[start]
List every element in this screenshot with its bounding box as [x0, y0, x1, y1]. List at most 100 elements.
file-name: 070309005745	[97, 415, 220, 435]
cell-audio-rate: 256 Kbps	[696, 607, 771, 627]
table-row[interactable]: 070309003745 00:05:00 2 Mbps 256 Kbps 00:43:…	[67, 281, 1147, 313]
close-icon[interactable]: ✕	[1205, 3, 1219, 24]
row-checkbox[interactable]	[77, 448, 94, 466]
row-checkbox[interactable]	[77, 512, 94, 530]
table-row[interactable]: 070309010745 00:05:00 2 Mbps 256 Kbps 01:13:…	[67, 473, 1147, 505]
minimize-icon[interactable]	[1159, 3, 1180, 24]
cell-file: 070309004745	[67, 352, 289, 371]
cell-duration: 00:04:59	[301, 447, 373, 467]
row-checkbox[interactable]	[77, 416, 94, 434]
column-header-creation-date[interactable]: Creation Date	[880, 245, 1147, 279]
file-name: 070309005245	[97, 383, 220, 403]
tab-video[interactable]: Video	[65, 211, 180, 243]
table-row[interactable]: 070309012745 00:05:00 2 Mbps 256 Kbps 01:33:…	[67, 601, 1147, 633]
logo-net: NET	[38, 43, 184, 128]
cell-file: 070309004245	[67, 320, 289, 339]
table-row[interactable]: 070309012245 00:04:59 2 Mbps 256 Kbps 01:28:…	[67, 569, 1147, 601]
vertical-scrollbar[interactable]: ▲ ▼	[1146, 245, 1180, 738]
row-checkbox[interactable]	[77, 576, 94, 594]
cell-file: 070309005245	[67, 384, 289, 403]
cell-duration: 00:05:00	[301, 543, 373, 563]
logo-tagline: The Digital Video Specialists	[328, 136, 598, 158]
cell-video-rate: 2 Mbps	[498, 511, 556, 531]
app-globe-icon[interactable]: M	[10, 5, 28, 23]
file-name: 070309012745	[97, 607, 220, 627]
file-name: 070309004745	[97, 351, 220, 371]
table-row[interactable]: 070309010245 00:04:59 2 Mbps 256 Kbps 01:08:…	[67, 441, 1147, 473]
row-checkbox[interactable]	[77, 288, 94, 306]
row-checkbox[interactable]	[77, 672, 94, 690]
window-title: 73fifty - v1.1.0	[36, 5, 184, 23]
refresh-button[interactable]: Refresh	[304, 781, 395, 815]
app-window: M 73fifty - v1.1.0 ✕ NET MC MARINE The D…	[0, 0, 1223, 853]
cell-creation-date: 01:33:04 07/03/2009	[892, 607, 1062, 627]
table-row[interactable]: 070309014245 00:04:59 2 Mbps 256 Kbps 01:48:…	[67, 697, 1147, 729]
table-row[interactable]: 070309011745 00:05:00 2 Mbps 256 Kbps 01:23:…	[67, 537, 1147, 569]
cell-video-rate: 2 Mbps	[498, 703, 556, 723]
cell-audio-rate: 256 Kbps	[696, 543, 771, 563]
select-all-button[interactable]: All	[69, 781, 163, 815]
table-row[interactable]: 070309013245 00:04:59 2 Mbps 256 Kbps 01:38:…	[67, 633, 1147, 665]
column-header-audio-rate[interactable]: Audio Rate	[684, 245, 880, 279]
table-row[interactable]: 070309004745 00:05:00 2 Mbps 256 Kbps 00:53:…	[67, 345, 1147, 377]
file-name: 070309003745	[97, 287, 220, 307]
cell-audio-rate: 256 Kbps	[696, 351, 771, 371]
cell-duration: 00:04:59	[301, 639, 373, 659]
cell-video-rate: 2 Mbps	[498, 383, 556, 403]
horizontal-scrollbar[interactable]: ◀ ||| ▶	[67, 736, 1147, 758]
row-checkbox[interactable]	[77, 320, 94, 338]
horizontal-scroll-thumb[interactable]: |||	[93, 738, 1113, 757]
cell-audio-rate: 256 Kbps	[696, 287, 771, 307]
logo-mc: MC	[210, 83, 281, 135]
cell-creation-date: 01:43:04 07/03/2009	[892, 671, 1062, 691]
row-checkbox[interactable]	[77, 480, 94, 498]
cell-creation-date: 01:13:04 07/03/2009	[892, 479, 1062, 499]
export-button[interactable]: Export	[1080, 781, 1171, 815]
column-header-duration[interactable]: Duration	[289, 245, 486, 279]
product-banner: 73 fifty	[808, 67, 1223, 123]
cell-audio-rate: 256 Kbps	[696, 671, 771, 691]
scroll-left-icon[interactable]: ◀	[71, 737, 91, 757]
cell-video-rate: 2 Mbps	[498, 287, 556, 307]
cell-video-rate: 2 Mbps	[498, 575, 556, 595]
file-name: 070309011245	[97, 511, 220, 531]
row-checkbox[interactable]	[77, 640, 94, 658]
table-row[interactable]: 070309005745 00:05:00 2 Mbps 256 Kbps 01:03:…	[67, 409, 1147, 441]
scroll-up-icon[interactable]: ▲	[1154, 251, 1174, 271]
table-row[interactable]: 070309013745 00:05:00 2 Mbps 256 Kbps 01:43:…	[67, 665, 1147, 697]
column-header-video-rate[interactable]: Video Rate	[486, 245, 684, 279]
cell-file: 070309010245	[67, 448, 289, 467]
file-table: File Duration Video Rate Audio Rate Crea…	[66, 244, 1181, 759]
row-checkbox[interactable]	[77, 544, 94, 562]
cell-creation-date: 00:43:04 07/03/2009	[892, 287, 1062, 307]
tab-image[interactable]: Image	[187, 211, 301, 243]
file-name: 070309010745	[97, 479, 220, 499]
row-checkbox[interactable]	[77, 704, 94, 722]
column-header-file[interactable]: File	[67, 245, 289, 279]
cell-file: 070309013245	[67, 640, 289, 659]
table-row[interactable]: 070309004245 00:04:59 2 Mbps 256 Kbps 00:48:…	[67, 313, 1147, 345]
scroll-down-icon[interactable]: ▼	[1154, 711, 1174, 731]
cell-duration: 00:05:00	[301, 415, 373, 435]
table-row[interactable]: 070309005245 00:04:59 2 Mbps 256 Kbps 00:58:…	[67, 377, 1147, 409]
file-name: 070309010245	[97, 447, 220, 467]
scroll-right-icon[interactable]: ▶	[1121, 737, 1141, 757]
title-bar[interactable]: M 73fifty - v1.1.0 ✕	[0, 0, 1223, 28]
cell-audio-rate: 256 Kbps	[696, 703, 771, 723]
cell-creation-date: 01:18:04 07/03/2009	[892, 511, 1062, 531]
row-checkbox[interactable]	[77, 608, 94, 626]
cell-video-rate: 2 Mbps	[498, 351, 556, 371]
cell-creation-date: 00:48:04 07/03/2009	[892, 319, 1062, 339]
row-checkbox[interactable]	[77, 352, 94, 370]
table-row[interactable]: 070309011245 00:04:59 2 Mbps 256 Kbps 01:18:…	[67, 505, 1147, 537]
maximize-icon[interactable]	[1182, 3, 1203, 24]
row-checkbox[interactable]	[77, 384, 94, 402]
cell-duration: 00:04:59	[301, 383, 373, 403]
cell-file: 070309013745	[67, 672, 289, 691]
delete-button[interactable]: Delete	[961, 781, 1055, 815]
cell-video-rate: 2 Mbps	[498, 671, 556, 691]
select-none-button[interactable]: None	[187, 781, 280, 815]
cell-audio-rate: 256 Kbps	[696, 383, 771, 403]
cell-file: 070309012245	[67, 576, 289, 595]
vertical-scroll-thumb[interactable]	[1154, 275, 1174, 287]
[end]
**Task prompt**
Reproduce the listing above word for word.

**Exercise answer**
List every element in this screenshot with its bounding box as [x0, y0, x1, y1]. List at most 100 elements.
file-name: 070309005745	[97, 415, 220, 435]
cell-audio-rate: 256 Kbps	[696, 607, 771, 627]
table-row[interactable]: 070309003745 00:05:00 2 Mbps 256 Kbps 00:43:…	[67, 281, 1147, 313]
close-icon[interactable]: ✕	[1205, 3, 1219, 24]
row-checkbox[interactable]	[77, 448, 94, 466]
row-checkbox[interactable]	[77, 512, 94, 530]
table-row[interactable]: 070309010745 00:05:00 2 Mbps 256 Kbps 01:13:…	[67, 473, 1147, 505]
minimize-icon[interactable]	[1159, 3, 1180, 24]
cell-file: 070309004745	[67, 352, 289, 371]
cell-duration: 00:04:59	[301, 447, 373, 467]
row-checkbox[interactable]	[77, 416, 94, 434]
column-header-creation-date[interactable]: Creation Date	[880, 245, 1147, 279]
file-name: 070309005245	[97, 383, 220, 403]
tab-video[interactable]: Video	[65, 211, 180, 243]
table-row[interactable]: 070309012745 00:05:00 2 Mbps 256 Kbps 01:33:…	[67, 601, 1147, 633]
logo-net: NET	[38, 43, 184, 128]
cell-file: 070309004245	[67, 320, 289, 339]
table-row[interactable]: 070309012245 00:04:59 2 Mbps 256 Kbps 01:28:…	[67, 569, 1147, 601]
vertical-scrollbar[interactable]: ▲ ▼	[1146, 245, 1180, 738]
row-checkbox[interactable]	[77, 576, 94, 594]
cell-file: 070309005245	[67, 384, 289, 403]
cell-duration: 00:05:00	[301, 543, 373, 563]
logo-tagline: The Digital Video Specialists	[328, 136, 598, 158]
cell-video-rate: 2 Mbps	[498, 511, 556, 531]
app-globe-icon[interactable]: M	[10, 5, 28, 23]
file-name: 070309012745	[97, 607, 220, 627]
file-name: 070309004745	[97, 351, 220, 371]
table-row[interactable]: 070309010245 00:04:59 2 Mbps 256 Kbps 01:08:…	[67, 441, 1147, 473]
row-checkbox[interactable]	[77, 288, 94, 306]
row-checkbox[interactable]	[77, 672, 94, 690]
window-title: 73fifty - v1.1.0	[36, 5, 184, 23]
refresh-button[interactable]: Refresh	[304, 781, 395, 815]
app-window: M 73fifty - v1.1.0 ✕ NET MC MARINE The D…	[0, 0, 1223, 853]
cell-creation-date: 01:33:04 07/03/2009	[892, 607, 1062, 627]
table-row[interactable]: 070309014245 00:04:59 2 Mbps 256 Kbps 01:48:…	[67, 697, 1147, 729]
table-row[interactable]: 070309011745 00:05:00 2 Mbps 256 Kbps 01:23:…	[67, 537, 1147, 569]
cell-video-rate: 2 Mbps	[498, 703, 556, 723]
cell-audio-rate: 256 Kbps	[696, 543, 771, 563]
select-all-button[interactable]: All	[69, 781, 163, 815]
table-row[interactable]: 070309013245 00:04:59 2 Mbps 256 Kbps 01:38:…	[67, 633, 1147, 665]
column-header-audio-rate[interactable]: Audio Rate	[684, 245, 880, 279]
table-row[interactable]: 070309004745 00:05:00 2 Mbps 256 Kbps 00:53:…	[67, 345, 1147, 377]
file-name: 070309003745	[97, 287, 220, 307]
cell-audio-rate: 256 Kbps	[696, 351, 771, 371]
cell-duration: 00:04:59	[301, 639, 373, 659]
cell-video-rate: 2 Mbps	[498, 383, 556, 403]
horizontal-scrollbar[interactable]: ◀ ||| ▶	[67, 736, 1147, 758]
row-checkbox[interactable]	[77, 320, 94, 338]
horizontal-scroll-thumb[interactable]: |||	[93, 738, 1113, 757]
cell-audio-rate: 256 Kbps	[696, 287, 771, 307]
logo-mc: MC	[210, 83, 281, 135]
cell-creation-date: 01:43:04 07/03/2009	[892, 671, 1062, 691]
row-checkbox[interactable]	[77, 480, 94, 498]
cell-creation-date: 01:13:04 07/03/2009	[892, 479, 1062, 499]
export-button[interactable]: Export	[1080, 781, 1171, 815]
column-header-duration[interactable]: Duration	[289, 245, 486, 279]
product-banner: 73 fifty	[808, 67, 1223, 123]
cell-audio-rate: 256 Kbps	[696, 671, 771, 691]
scroll-left-icon[interactable]: ◀	[71, 737, 91, 757]
cell-video-rate: 2 Mbps	[498, 287, 556, 307]
cell-video-rate: 2 Mbps	[498, 575, 556, 595]
file-name: 070309011245	[97, 511, 220, 531]
row-checkbox[interactable]	[77, 640, 94, 658]
table-row[interactable]: 070309005745 00:05:00 2 Mbps 256 Kbps 01:03:…	[67, 409, 1147, 441]
scroll-up-icon[interactable]: ▲	[1154, 251, 1174, 271]
table-row[interactable]: 070309013745 00:05:00 2 Mbps 256 Kbps 01:43:…	[67, 665, 1147, 697]
column-header-video-rate[interactable]: Video Rate	[486, 245, 684, 279]
cell-file: 070309010245	[67, 448, 289, 467]
file-table: File Duration Video Rate Audio Rate Crea…	[66, 244, 1181, 759]
row-checkbox[interactable]	[77, 544, 94, 562]
cell-creation-date: 00:43:04 07/03/2009	[892, 287, 1062, 307]
tab-image[interactable]: Image	[187, 211, 301, 243]
file-name: 070309010745	[97, 479, 220, 499]
row-checkbox[interactable]	[77, 704, 94, 722]
column-header-file[interactable]: File	[67, 245, 289, 279]
cell-file: 070309013245	[67, 640, 289, 659]
table-row[interactable]: 070309004245 00:04:59 2 Mbps 256 Kbps 00:48:…	[67, 313, 1147, 345]
scroll-down-icon[interactable]: ▼	[1154, 711, 1174, 731]
cell-duration: 00:05:00	[301, 415, 373, 435]
table-row[interactable]: 070309005245 00:04:59 2 Mbps 256 Kbps 00:58:…	[67, 377, 1147, 409]
file-name: 070309010245	[97, 447, 220, 467]
scroll-right-icon[interactable]: ▶	[1121, 737, 1141, 757]
title-bar[interactable]: M 73fifty - v1.1.0 ✕	[0, 0, 1223, 28]
cell-audio-rate: 256 Kbps	[696, 703, 771, 723]
cell-creation-date: 01:18:04 07/03/2009	[892, 511, 1062, 531]
row-checkbox[interactable]	[77, 608, 94, 626]
cell-video-rate: 2 Mbps	[498, 351, 556, 371]
cell-creation-date: 00:48:04 07/03/2009	[892, 319, 1062, 339]
row-checkbox[interactable]	[77, 352, 94, 370]
table-row[interactable]: 070309011245 00:04:59 2 Mbps 256 Kbps 01:18:…	[67, 505, 1147, 537]
maximize-icon[interactable]	[1182, 3, 1203, 24]
row-checkbox[interactable]	[77, 384, 94, 402]
cell-duration: 00:04:59	[301, 383, 373, 403]
cell-file: 070309013745	[67, 672, 289, 691]
delete-button[interactable]: Delete	[961, 781, 1055, 815]
cell-video-rate: 2 Mbps	[498, 671, 556, 691]
select-none-button[interactable]: None	[187, 781, 280, 815]
cell-audio-rate: 256 Kbps	[696, 383, 771, 403]
cell-file: 070309012245	[67, 576, 289, 595]
vertical-scroll-thumb[interactable]	[1154, 275, 1174, 287]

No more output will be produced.